-- What is asked --
Find how many lines in the data below mention "Productos". Give the number only.

****

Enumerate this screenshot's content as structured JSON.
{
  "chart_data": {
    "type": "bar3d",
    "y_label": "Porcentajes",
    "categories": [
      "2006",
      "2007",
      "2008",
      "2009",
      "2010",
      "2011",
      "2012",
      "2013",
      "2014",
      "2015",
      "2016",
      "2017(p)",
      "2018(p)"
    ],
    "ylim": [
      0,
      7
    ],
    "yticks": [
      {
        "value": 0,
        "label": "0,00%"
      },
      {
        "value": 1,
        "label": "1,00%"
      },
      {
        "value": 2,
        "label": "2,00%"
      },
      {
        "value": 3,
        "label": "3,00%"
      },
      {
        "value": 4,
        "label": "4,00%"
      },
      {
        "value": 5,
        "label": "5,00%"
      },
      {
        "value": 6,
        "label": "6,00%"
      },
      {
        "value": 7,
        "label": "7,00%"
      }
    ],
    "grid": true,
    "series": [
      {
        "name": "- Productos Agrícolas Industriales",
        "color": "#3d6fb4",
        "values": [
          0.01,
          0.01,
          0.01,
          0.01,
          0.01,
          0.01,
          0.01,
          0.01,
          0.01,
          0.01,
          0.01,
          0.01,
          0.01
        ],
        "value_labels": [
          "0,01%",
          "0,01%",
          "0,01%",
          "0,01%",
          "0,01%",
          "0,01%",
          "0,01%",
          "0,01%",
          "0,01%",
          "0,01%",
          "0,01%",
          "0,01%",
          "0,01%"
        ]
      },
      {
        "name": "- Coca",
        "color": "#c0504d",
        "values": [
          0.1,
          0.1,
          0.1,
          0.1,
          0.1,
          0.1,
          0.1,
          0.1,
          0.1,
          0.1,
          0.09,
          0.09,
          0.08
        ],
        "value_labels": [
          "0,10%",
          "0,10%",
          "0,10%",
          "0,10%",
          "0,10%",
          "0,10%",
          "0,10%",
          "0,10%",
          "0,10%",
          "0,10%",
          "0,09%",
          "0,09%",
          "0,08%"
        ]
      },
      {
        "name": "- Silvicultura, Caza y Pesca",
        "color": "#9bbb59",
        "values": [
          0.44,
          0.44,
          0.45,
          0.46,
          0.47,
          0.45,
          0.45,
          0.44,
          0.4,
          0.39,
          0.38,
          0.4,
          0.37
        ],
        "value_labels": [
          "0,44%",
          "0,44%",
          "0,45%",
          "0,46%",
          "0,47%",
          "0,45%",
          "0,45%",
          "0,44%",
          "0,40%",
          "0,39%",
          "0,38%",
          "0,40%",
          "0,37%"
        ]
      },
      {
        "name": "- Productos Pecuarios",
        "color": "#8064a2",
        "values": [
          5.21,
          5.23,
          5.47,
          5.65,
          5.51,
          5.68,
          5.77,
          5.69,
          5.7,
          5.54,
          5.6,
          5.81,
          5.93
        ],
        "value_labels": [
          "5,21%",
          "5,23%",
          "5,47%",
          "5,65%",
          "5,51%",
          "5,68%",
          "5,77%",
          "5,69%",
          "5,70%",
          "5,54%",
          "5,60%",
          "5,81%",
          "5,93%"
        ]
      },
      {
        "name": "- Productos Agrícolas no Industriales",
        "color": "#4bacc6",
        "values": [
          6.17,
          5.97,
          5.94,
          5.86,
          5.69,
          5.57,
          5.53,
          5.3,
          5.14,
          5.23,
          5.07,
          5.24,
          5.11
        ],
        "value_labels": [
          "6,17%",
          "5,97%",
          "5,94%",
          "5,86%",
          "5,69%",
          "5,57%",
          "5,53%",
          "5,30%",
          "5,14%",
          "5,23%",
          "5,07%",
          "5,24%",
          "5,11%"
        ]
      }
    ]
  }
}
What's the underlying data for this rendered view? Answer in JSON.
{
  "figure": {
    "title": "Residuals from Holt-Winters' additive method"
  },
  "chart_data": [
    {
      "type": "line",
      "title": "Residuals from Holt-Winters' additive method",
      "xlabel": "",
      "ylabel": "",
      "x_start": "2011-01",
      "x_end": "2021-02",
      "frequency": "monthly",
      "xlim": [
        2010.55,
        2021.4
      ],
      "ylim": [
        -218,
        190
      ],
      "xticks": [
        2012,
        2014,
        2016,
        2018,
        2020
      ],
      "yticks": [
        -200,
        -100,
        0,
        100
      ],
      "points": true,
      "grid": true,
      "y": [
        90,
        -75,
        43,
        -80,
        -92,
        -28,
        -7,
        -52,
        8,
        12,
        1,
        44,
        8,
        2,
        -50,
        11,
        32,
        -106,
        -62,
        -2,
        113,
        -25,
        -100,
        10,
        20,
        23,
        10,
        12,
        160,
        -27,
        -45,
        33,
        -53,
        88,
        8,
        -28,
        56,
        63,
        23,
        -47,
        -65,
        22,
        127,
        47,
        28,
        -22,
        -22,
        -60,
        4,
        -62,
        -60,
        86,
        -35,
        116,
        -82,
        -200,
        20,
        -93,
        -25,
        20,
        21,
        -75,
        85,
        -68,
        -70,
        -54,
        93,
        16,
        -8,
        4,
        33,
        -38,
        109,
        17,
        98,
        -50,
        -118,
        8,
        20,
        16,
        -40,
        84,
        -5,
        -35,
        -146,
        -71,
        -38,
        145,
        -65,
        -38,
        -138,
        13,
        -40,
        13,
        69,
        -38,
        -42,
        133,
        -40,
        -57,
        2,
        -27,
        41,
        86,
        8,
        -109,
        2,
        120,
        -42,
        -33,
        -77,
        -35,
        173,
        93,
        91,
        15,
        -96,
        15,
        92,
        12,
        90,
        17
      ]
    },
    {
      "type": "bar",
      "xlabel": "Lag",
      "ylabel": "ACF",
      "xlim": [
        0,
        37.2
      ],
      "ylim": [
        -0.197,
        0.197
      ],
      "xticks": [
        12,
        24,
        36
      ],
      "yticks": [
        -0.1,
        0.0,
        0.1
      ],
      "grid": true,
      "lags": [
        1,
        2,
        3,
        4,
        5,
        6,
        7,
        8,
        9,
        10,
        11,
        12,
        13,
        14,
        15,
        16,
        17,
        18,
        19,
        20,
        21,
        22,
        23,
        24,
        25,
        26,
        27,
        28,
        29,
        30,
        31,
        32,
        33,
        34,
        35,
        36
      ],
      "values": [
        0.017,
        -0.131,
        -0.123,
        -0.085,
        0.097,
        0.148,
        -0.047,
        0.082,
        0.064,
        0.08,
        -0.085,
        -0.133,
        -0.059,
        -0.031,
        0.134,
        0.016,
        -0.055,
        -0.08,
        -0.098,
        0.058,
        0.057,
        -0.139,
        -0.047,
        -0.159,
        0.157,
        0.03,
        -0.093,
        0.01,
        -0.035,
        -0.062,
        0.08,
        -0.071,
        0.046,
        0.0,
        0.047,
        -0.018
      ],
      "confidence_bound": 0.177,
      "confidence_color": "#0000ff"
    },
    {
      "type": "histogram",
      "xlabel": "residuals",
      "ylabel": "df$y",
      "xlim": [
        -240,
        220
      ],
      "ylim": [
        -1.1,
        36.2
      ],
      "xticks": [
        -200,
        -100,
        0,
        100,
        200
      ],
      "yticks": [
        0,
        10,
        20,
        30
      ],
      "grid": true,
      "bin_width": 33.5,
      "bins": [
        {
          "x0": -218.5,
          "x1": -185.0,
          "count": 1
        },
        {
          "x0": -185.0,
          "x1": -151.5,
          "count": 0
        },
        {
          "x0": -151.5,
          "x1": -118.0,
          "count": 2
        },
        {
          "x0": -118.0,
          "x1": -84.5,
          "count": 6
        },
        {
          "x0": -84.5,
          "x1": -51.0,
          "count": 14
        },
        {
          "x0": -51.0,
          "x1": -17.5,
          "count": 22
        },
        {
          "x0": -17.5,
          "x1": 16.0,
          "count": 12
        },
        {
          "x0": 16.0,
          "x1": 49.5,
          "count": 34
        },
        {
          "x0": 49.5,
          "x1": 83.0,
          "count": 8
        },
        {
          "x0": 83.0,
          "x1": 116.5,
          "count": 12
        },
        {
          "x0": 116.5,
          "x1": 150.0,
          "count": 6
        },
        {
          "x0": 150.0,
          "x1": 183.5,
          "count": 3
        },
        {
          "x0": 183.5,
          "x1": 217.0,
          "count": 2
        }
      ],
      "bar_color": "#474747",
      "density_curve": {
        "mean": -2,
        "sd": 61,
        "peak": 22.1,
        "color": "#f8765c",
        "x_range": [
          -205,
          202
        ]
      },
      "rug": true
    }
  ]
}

****

-- Output --
3